J’avais mis fin plutôt sèchement à la conversation, car j’étais à court d’arguments pour lui expliquer que je ne voulais pas être réduite au personnage féminin que j’incarnais dans ce livre qui n’était pourtant pas une fiction. Au moment où avait eu lieu cette rencontre avec cette lectrice qui semblait tellement heureuse de s’assoir à côté d’une auteure dont elle savait tout, j’étais en train d’écrire le roman « Sa vie ressemblait à un orage » qui au fil de l’écriture prenait malgré moi la forme d’une autofiction. Une autofiction c’est ce genre littéraire que j’aime tellement en tant que lectrice aussi et qui mêle la fiction et l’autobiographie. Partir de faits réels et s’engager dans l’imaginaire pour revenir au réel et ainsi de suite, c’est complètement enivrant pour un écrivain parce que c’est d’une liberté sans égal. C’est une perpétuelle promenade entre nos secrets les plus enfouis et notre imagination la plus débridée avec le sentiment grisant que le lecteur va s’y engager sans faire le tri. Dans son roman « De là, on voit la mer » Philippe Besson l’aborde avec brio par la voix de son personnage principal, Louise, une écrivaine dont il écrit : « Elle s’apprête à retourner écrire. À renouer avec la folie d’inventer des mensonges en espérant que les gens y croiront. » Il écrit aussi à propos de Louise : « C’est cette histoire qu’elle raconte. Pourquoi, elle n’en sait rien. Car elle ne sait pas du tout d’où viennent les histoires, comment elles adviennent. […], et puis un déclic se produit, un accident et l’histoire s’impose, il ne reste plus qu’à l’écrire. »

======

• Consigne a: Réécrivez les entrées depuis leur première ligne jusqu'à la ligne contenant « value-cell: 3: [616, 802, 622, 815] » incluse, en y remplaçant « Mindre end 30 år » par « Moins de 30 ans » sans rien modifier d'autre.

======

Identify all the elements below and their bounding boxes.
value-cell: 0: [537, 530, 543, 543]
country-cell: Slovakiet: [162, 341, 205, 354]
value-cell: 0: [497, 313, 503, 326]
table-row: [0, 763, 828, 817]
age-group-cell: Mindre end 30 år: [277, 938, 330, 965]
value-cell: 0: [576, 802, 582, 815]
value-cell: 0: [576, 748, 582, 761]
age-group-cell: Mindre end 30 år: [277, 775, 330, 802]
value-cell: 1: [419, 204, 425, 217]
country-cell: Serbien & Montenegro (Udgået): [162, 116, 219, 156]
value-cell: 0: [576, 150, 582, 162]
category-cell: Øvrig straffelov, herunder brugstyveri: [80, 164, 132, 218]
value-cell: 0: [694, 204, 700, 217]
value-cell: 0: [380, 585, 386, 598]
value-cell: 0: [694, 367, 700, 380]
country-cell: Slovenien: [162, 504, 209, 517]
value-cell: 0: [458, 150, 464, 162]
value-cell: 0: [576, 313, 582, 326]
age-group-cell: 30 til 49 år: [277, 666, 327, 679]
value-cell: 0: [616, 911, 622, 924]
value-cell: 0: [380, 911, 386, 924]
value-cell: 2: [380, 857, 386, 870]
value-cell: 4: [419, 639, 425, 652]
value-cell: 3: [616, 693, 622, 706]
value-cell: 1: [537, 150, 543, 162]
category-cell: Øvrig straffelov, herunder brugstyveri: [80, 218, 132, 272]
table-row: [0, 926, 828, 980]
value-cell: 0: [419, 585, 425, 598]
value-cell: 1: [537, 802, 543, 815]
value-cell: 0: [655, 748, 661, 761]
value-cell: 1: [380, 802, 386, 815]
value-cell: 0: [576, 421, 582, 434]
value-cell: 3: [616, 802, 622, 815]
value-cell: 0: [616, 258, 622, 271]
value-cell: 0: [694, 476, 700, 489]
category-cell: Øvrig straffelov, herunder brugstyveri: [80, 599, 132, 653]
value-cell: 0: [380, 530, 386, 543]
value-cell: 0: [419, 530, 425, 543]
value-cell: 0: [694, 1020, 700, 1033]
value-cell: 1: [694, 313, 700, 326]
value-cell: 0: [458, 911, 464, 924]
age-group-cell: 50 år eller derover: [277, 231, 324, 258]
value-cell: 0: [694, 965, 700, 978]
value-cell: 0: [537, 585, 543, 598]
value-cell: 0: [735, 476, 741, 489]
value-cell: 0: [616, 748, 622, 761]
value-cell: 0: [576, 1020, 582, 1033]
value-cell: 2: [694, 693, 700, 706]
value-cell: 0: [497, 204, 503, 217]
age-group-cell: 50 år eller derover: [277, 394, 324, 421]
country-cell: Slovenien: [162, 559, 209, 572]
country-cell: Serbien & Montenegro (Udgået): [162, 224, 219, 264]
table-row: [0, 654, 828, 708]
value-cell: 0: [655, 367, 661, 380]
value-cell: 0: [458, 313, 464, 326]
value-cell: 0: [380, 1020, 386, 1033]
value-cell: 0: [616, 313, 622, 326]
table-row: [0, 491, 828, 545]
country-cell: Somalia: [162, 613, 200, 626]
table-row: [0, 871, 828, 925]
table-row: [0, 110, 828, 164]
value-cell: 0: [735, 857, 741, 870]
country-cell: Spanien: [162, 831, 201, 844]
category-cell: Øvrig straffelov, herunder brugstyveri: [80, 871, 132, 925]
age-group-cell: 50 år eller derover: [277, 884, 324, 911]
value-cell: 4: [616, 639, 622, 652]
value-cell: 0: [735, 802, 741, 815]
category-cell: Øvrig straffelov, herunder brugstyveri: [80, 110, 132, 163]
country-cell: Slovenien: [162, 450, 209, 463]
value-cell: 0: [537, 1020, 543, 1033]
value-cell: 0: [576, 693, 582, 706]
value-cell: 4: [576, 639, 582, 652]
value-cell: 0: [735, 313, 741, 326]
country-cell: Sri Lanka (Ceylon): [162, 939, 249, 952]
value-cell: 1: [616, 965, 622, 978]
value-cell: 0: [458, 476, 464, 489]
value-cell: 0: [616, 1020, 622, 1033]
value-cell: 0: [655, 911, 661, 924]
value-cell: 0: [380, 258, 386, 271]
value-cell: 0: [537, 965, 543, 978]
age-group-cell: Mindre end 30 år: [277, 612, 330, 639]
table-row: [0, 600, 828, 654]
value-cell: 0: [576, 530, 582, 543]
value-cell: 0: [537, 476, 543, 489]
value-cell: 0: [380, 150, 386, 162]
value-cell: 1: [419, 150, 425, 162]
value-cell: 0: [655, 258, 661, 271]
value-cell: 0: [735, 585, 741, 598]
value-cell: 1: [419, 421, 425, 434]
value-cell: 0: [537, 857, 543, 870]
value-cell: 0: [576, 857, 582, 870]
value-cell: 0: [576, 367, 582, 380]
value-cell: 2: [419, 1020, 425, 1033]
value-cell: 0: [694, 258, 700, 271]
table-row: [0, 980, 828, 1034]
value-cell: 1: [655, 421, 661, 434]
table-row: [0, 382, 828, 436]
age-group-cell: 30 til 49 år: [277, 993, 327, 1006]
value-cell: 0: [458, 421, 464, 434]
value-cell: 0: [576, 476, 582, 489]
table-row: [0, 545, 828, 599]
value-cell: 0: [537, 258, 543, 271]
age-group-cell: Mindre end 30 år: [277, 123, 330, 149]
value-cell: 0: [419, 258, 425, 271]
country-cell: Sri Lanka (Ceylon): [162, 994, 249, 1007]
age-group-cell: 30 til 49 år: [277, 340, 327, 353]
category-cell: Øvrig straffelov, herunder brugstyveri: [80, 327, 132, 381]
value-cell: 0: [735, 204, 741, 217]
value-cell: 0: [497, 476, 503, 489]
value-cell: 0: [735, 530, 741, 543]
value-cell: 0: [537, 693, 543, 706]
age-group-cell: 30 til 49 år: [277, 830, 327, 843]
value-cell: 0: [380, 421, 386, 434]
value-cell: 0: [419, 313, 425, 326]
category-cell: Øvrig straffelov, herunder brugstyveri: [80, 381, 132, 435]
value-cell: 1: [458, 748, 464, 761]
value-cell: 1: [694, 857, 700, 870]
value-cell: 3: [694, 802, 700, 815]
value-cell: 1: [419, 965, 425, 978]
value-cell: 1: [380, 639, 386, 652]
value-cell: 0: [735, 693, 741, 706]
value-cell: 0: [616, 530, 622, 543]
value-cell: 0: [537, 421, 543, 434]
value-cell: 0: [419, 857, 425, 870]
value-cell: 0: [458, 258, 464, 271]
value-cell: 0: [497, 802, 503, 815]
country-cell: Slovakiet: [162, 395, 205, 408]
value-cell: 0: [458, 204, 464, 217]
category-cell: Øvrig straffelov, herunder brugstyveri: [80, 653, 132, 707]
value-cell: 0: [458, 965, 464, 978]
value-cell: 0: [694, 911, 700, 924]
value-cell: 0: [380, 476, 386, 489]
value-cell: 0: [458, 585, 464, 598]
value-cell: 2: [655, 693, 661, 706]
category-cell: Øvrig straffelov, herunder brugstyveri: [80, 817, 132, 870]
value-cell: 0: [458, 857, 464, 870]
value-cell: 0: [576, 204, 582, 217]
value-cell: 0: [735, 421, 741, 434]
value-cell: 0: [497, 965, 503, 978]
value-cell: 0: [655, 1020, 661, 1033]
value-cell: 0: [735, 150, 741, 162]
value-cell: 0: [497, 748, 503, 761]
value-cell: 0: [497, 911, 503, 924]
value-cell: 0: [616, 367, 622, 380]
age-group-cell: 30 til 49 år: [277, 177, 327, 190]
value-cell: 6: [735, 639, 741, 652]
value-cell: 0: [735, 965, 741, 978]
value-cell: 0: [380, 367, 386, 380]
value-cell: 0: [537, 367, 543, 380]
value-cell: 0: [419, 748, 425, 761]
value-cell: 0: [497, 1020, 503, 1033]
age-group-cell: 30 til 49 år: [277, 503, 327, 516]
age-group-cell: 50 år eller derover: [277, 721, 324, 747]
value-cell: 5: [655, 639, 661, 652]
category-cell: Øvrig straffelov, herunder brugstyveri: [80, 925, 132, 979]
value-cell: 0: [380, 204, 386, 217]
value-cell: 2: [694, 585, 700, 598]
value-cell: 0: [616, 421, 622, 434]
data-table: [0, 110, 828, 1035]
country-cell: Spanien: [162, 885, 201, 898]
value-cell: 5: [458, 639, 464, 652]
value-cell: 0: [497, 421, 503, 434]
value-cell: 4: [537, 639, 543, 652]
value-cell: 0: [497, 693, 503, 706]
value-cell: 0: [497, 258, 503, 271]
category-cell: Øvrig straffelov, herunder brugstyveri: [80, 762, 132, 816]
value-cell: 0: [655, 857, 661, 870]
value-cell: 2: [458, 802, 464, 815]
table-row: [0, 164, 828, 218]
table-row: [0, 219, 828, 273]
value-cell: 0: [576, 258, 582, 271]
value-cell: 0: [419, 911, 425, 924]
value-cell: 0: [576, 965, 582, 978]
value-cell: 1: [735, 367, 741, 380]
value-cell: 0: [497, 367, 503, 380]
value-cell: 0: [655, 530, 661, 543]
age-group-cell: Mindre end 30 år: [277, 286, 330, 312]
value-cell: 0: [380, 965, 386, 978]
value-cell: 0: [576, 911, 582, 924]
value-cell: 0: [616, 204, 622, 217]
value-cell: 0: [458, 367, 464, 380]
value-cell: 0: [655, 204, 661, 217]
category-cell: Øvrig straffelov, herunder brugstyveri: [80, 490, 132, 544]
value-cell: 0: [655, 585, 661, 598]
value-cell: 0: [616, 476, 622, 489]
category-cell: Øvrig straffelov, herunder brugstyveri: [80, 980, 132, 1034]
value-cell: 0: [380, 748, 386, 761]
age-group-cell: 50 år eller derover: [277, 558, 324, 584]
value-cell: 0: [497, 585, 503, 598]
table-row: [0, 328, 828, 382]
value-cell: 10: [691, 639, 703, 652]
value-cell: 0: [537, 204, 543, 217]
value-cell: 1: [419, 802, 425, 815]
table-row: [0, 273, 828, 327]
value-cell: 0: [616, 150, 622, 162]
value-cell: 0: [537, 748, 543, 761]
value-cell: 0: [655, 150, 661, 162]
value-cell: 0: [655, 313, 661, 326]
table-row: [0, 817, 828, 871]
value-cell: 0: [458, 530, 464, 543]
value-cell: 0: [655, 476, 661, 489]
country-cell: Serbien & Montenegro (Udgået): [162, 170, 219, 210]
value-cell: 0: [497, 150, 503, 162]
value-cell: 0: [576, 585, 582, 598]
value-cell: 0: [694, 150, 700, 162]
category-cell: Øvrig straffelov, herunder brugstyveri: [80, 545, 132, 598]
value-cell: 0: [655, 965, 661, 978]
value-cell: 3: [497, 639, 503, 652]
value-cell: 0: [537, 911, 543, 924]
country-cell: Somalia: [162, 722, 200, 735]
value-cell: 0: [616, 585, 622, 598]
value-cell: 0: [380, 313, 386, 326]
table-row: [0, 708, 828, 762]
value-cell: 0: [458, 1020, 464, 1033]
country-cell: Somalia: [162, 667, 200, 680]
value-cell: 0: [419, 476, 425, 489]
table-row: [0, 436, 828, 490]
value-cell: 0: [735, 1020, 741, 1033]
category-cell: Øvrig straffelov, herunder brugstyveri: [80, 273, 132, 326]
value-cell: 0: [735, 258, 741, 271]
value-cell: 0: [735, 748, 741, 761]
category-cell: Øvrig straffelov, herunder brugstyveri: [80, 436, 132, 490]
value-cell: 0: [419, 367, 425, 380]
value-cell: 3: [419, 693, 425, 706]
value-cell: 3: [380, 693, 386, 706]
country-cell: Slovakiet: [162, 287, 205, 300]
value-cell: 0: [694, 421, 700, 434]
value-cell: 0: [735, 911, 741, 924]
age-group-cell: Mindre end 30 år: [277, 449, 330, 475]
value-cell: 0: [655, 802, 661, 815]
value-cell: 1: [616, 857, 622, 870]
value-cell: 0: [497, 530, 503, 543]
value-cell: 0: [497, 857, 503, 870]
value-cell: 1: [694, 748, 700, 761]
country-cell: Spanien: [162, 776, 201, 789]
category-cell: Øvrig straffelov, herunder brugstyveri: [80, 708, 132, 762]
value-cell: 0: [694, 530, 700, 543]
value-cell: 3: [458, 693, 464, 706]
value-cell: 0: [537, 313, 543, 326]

======

• Consigne b:
Répondez aux questions suivantes sur l'extrait consacré à l'autofiction :
(i) Quel roman était en cours d'écriture au moment de la rencontre avec la lectrice ?
(ii) Quels deux genres l'autofiction mêle-t-elle ?
(iii) Comment s'appelle le personnage principal de « De là, on voit la mer » ?

• Résultat a:
Identify all the elements below and their bounding boxes.
value-cell: 0: [537, 530, 543, 543]
country-cell: Slovakiet: [162, 341, 205, 354]
value-cell: 0: [497, 313, 503, 326]
table-row: [0, 763, 828, 817]
age-group-cell: Moins de 30 ans: [277, 938, 330, 965]
value-cell: 0: [576, 802, 582, 815]
value-cell: 0: [576, 748, 582, 761]
age-group-cell: Moins de 30 ans: [277, 775, 330, 802]
value-cell: 1: [419, 204, 425, 217]
country-cell: Serbien & Montenegro (Udgået): [162, 116, 219, 156]
value-cell: 0: [576, 150, 582, 162]
category-cell: Øvrig straffelov, herunder brugstyveri: [80, 164, 132, 218]
value-cell: 0: [694, 204, 700, 217]
value-cell: 0: [380, 585, 386, 598]
value-cell: 0: [694, 367, 700, 380]
country-cell: Slovenien: [162, 504, 209, 517]
value-cell: 0: [458, 150, 464, 162]
value-cell: 0: [576, 313, 582, 326]
age-group-cell: 30 til 49 år: [277, 666, 327, 679]
value-cell: 0: [616, 911, 622, 924]
value-cell: 0: [380, 911, 386, 924]
value-cell: 2: [380, 857, 386, 870]
value-cell: 4: [419, 639, 425, 652]
value-cell: 3: [616, 693, 622, 706]
value-cell: 1: [537, 150, 543, 162]
category-cell: Øvrig straffelov, herunder brugstyveri: [80, 218, 132, 272]
table-row: [0, 926, 828, 980]
value-cell: 0: [419, 585, 425, 598]
value-cell: 1: [537, 802, 543, 815]
value-cell: 0: [655, 748, 661, 761]
value-cell: 1: [380, 802, 386, 815]
value-cell: 0: [576, 421, 582, 434]
value-cell: 3: [616, 802, 622, 815]

• Résultat b:
(i) « Sa vie ressemblait à un orage ».
(ii) La fiction et l'autobiographie.
(iii) Louise, une écrivaine.